-- Given instruction --
Exactly repeat the full listing that follows.

-- Records to use --
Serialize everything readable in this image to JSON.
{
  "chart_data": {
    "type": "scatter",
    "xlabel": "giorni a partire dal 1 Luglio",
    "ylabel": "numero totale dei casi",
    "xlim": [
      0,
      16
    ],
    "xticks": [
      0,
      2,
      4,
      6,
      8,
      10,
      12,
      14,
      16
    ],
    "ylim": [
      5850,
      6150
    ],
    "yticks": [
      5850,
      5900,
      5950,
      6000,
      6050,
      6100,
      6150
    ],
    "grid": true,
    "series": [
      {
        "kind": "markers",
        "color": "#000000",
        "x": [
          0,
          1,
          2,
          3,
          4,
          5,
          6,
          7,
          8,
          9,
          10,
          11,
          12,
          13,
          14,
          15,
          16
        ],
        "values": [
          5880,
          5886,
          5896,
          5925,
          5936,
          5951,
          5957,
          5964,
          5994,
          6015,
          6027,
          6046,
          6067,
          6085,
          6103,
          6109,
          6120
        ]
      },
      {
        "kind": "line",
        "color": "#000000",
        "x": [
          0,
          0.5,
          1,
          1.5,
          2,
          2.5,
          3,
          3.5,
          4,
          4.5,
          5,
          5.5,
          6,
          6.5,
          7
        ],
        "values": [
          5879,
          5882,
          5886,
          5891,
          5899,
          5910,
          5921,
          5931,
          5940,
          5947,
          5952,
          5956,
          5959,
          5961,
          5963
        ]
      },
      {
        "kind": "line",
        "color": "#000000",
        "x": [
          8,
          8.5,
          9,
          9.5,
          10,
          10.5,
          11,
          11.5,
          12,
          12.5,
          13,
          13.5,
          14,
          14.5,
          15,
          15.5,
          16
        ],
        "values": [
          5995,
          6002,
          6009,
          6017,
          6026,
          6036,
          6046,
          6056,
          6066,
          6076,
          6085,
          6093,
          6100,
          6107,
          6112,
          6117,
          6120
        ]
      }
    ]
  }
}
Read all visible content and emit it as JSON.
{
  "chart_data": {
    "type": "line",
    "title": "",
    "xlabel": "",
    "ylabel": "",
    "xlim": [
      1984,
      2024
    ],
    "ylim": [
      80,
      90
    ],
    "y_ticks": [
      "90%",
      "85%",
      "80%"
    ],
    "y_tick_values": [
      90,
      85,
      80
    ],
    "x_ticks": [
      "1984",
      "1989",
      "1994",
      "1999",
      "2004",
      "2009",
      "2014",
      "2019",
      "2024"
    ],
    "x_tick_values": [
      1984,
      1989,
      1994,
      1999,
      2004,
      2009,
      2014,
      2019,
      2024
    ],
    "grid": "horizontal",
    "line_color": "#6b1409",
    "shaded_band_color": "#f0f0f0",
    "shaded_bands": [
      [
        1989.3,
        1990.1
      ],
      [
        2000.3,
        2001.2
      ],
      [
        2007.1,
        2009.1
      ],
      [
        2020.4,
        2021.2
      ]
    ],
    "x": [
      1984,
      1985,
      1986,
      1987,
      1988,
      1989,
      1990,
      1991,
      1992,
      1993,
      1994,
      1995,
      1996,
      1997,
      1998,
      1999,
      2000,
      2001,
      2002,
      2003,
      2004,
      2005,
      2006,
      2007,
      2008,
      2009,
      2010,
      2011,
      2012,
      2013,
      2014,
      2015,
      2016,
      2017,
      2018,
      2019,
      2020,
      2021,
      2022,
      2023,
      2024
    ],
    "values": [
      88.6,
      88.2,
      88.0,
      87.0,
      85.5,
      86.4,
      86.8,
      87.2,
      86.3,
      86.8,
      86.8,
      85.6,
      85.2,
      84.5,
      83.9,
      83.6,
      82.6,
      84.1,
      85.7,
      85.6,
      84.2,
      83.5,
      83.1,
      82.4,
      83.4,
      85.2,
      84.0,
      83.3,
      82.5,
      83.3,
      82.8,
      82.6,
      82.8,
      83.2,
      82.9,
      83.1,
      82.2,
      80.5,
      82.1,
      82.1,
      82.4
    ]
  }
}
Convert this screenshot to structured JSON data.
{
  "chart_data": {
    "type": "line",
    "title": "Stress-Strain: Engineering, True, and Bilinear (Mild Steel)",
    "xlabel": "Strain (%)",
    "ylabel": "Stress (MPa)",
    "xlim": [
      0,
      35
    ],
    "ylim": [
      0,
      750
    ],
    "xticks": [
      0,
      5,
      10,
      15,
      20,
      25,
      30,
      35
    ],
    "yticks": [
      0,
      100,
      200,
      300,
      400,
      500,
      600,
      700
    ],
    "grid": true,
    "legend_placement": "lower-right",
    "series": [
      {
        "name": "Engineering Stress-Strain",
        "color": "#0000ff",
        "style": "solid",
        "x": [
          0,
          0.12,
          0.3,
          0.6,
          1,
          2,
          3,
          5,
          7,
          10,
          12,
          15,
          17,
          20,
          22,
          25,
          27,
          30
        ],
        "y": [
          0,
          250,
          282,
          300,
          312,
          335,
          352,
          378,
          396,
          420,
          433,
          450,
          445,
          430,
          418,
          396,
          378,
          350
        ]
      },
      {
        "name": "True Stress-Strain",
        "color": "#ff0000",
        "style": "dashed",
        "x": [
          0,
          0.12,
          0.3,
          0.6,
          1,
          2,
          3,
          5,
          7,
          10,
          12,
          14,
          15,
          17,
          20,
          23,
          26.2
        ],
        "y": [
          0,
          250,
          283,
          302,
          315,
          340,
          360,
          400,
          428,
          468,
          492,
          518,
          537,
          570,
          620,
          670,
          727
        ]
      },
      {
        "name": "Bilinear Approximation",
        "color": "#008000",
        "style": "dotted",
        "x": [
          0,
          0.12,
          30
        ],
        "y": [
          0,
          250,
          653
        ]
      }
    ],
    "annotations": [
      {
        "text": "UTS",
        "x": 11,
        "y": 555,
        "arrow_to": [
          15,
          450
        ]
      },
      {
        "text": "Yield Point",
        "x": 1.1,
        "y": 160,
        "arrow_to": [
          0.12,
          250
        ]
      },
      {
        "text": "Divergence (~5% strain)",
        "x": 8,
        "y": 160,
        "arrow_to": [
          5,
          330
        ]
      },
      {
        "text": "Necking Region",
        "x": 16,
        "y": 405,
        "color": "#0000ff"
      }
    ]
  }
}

-- Final result --
Serialize everything readable in this image to JSON.
{
  "chart_data": {
    "type": "scatter",
    "xlabel": "giorni a partire dal 1 Luglio",
    "ylabel": "numero totale dei casi",
    "xlim": [
      0,
      16
    ],
    "xticks": [
      0,
      2,
      4,
      6,
      8,
      10,
      12,
      14,
      16
    ],
    "ylim": [
      5850,
      6150
    ],
    "yticks": [
      5850,
      5900,
      5950,
      6000,
      6050,
      6100,
      6150
    ],
    "grid": true,
    "series": [
      {
        "kind": "markers",
        "color": "#000000",
        "x": [
          0,
          1,
          2,
          3,
          4,
          5,
          6,
          7,
          8,
          9,
          10,
          11,
          12,
          13,
          14,
          15,
          16
        ],
        "values": [
          5880,
          5886,
          5896,
          5925,
          5936,
          5951,
          5957,
          5964,
          5994,
          6015,
          6027,
          6046,
          6067,
          6085,
          6103,
          6109,
          6120
        ]
      },
      {
        "kind": "line",
        "color": "#000000",
        "x": [
          0,
          0.5,
          1,
          1.5,
          2,
          2.5,
          3,
          3.5,
          4,
          4.5,
          5,
          5.5,
          6,
          6.5,
          7
        ],
        "values": [
          5879,
          5882,
          5886,
          5891,
          5899,
          5910,
          5921,
          5931,
          5940,
          5947,
          5952,
          5956,
          5959,
          5961,
          5963
        ]
      },
      {
        "kind": "line",
        "color": "#000000",
        "x": [
          8,
          8.5,
          9,
          9.5,
          10,
          10.5,
          11,
          11.5,
          12,
          12.5,
          13,
          13.5,
          14,
          14.5,
          15,
          15.5,
          16
        ],
        "values": [
          5995,
          6002,
          6009,
          6017,
          6026,
          6036,
          6046,
          6056,
          6066,
          6076,
          6085,
          6093,
          6100,
          6107,
          6112,
          6117,
          6120
        ]
      }
    ]
  }
}
Read all visible content and emit it as JSON.
{
  "chart_data": {
    "type": "line",
    "title": "",
    "xlabel": "",
    "ylabel": "",
    "xlim": [
      1984,
      2024
    ],
    "ylim": [
      80,
      90
    ],
    "y_ticks": [
      "90%",
      "85%",
      "80%"
    ],
    "y_tick_values": [
      90,
      85,
      80
    ],
    "x_ticks": [
      "1984",
      "1989",
      "1994",
      "1999",
      "2004",
      "2009",
      "2014",
      "2019",
      "2024"
    ],
    "x_tick_values": [
      1984,
      1989,
      1994,
      1999,
      2004,
      2009,
      2014,
      2019,
      2024
    ],
    "grid": "horizontal",
    "line_color": "#6b1409",
    "shaded_band_color": "#f0f0f0",
    "shaded_bands": [
      [
        1989.3,
        1990.1
      ],
      [
        2000.3,
        2001.2
      ],
      [
        2007.1,
        2009.1
      ],
      [
        2020.4,
        2021.2
      ]
    ],
    "x": [
      1984,
      1985,
      1986,
      1987,
      1988,
      1989,
      1990,
      1991,
      1992,
      1993,
      1994,
      1995,
      1996,
      1997,
      1998,
      1999,
      2000,
      2001,
      2002,
      2003,
      2004,
      2005,
      2006,
      2007,
      2008,
      2009,
      2010,
      2011,
      2012,
      2013,
      2014,
      2015,
      2016,
      2017,
      2018,
      2019,
      2020,
      2021,
      2022,
      2023,
      2024
    ],
    "values": [
      88.6,
      88.2,
      88.0,
      87.0,
      85.5,
      86.4,
      86.8,
      87.2,
      86.3,
      86.8,
      86.8,
      85.6,
      85.2,
      84.5,
      83.9,
      83.6,
      82.6,
      84.1,
      85.7,
      85.6,
      84.2,
      83.5,
      83.1,
      82.4,
      83.4,
      85.2,
      84.0,
      83.3,
      82.5,
      83.3,
      82.8,
      82.6,
      82.8,
      83.2,
      82.9,
      83.1,
      82.2,
      80.5,
      82.1,
      82.1,
      82.4
    ]
  }
}
Convert this screenshot to structured JSON data.
{
  "chart_data": {
    "type": "line",
    "title": "Stress-Strain: Engineering, True, and Bilinear (Mild Steel)",
    "xlabel": "Strain (%)",
    "ylabel": "Stress (MPa)",
    "xlim": [
      0,
      35
    ],
    "ylim": [
      0,
      750
    ],
    "xticks": [
      0,
      5,
      10,
      15,
      20,
      25,
      30,
      35
    ],
    "yticks": [
      0,
      100,
      200,
      300,
      400,
      500,
      600,
      700
    ],
    "grid": true,
    "legend_placement": "lower-right",
    "series": [
      {
        "name": "Engineering Stress-Strain",
        "color": "#0000ff",
        "style": "solid",
        "x": [
          0,
          0.12,
          0.3,
          0.6,
          1,
          2,
          3,
          5,
          7,
          10,
          12,
          15,
          17,
          20,
          22,
          25,
          27,
          30
        ],
        "y": [
          0,
          250,
          282,
          300,
          312,
          335,
          352,
          378,
          396,
          420,
          433,
          450,
          445,
          430,
          418,
          396,
          378,
          350
        ]
      },
      {
        "name": "True Stress-Strain",
        "color": "#ff0000",
        "style": "dashed",
        "x": [
          0,
          0.12,
          0.3,
          0.6,
          1,
          2,
          3,
          5,
          7,
          10,
          12,
          14,
          15,
          17,
          20,
          23,
          26.2
        ],
        "y": [
          0,
          250,
          283,
          302,
          315,
          340,
          360,
          400,
          428,
          468,
          492,
          518,
          537,
          570,
          620,
          670,
          727
        ]
      },
      {
        "name": "Bilinear Approximation",
        "color": "#008000",
        "style": "dotted",
        "x": [
          0,
          0.12,
          30
        ],
        "y": [
          0,
          250,
          653
        ]
      }
    ],
    "annotations": [
      {
        "text": "UTS",
        "x": 11,
        "y": 555,
        "arrow_to": [
          15,
          450
        ]
      },
      {
        "text": "Yield Point",
        "x": 1.1,
        "y": 160,
        "arrow_to": [
          0.12,
          250
        ]
      },
      {
        "text": "Divergence (~5% strain)",
        "x": 8,
        "y": 160,
        "arrow_to": [
          5,
          330
        ]
      },
      {
        "text": "Necking Region",
        "x": 16,
        "y": 405,
        "color": "#0000ff"
      }
    ]
  }
}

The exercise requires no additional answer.